• _Data listing_
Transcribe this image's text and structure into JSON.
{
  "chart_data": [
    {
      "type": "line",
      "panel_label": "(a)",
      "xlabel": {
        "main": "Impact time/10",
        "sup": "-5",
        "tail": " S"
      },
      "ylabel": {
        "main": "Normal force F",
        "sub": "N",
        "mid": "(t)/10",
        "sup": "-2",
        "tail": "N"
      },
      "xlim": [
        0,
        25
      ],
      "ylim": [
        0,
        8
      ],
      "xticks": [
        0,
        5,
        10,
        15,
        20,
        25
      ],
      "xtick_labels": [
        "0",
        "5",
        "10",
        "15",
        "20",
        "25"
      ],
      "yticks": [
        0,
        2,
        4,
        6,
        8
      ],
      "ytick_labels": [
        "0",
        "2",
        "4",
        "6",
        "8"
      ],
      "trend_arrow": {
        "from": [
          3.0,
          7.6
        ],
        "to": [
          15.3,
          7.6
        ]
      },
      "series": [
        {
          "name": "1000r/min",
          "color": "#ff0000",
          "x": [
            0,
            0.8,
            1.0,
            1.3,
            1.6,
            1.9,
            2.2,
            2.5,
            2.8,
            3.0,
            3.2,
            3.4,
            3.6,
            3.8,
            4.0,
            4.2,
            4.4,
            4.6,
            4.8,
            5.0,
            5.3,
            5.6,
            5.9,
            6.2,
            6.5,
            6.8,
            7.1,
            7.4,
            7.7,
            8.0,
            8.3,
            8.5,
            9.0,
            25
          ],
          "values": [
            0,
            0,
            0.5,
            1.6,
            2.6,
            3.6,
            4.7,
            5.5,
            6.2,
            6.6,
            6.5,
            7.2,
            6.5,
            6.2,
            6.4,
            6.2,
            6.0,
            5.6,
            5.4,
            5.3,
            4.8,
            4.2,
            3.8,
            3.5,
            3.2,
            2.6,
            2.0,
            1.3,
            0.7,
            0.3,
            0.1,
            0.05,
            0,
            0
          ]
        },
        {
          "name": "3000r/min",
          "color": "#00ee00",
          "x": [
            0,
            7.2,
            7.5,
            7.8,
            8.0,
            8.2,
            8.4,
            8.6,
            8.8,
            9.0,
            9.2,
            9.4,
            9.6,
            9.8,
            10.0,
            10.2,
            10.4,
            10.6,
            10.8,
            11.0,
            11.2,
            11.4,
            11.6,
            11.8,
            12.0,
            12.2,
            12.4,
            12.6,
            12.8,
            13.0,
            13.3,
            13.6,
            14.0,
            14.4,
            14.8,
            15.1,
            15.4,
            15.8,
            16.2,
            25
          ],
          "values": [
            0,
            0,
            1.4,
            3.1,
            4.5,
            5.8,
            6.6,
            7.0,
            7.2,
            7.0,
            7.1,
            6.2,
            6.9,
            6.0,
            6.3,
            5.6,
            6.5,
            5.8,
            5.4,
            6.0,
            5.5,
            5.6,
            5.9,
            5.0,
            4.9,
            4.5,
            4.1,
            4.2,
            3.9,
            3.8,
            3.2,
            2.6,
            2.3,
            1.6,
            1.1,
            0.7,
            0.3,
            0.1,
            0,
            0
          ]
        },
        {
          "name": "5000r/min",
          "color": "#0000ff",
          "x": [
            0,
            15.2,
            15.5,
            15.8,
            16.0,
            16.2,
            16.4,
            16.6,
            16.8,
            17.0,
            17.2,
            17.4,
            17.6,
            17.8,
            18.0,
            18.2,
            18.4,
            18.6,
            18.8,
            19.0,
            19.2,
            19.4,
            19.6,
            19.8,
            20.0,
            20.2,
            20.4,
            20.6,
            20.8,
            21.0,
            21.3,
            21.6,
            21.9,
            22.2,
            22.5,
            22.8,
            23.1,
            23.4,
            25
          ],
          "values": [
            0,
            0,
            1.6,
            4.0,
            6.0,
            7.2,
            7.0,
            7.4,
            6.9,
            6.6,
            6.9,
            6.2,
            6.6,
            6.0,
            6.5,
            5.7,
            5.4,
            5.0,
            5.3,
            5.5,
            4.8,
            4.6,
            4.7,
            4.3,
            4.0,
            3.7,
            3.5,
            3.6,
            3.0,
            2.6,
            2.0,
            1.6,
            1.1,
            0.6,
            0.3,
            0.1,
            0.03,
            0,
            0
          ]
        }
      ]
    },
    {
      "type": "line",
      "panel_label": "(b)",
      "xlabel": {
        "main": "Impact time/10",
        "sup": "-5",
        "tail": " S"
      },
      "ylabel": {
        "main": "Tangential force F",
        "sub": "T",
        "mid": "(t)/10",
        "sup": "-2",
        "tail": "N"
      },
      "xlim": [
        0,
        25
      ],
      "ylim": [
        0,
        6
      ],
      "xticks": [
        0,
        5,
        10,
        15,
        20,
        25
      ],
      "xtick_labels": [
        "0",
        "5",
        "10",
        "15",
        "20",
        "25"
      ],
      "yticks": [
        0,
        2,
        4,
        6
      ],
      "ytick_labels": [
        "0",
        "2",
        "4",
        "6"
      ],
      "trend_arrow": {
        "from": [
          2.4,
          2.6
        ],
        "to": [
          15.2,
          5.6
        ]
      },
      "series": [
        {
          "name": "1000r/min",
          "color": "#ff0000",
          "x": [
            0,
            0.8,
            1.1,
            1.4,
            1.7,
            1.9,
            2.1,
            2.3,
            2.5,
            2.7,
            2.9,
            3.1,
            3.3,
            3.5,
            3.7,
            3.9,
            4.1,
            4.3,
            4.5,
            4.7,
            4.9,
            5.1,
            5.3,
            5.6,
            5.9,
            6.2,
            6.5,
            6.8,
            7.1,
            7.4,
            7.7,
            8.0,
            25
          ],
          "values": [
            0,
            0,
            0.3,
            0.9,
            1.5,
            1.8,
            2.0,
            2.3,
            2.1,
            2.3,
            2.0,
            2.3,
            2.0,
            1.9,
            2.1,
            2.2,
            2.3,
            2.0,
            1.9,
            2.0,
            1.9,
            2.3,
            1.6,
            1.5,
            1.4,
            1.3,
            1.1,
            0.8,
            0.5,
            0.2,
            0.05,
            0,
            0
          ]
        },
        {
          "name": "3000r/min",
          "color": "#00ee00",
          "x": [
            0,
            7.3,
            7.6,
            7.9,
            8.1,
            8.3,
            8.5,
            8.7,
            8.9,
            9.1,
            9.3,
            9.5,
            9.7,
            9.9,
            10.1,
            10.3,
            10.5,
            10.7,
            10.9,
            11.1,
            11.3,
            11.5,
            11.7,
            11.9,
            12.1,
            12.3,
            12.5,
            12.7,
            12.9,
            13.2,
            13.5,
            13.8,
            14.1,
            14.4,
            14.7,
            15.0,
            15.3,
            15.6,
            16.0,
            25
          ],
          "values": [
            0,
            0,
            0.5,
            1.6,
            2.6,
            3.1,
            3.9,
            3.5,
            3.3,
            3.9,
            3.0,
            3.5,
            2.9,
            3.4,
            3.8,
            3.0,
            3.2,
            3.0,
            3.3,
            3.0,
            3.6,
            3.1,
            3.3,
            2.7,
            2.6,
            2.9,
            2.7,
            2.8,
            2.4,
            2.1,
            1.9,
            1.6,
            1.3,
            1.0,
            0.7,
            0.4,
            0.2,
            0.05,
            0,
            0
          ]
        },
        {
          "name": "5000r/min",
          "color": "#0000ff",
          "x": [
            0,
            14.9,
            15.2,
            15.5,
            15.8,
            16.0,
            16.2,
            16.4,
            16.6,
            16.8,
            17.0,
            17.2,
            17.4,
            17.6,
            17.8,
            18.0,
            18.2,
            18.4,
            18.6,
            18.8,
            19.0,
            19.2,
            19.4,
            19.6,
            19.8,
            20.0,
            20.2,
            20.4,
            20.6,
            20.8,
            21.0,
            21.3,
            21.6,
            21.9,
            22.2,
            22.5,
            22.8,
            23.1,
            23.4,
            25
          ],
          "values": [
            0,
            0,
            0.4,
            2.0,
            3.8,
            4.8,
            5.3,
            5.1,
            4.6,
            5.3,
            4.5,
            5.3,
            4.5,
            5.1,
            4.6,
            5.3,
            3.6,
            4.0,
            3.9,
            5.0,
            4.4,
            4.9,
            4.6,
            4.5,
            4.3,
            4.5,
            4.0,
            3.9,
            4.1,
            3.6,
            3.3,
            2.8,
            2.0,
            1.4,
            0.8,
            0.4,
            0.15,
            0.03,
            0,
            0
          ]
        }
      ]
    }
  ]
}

• _Aim_
Which lines hold the string "main"? List them all.

• _Solution to this problem_
        "main": "Impact time/10",
        "main": "Normal force F",
        "main": "Impact time/10",
        "main": "Tangential force F",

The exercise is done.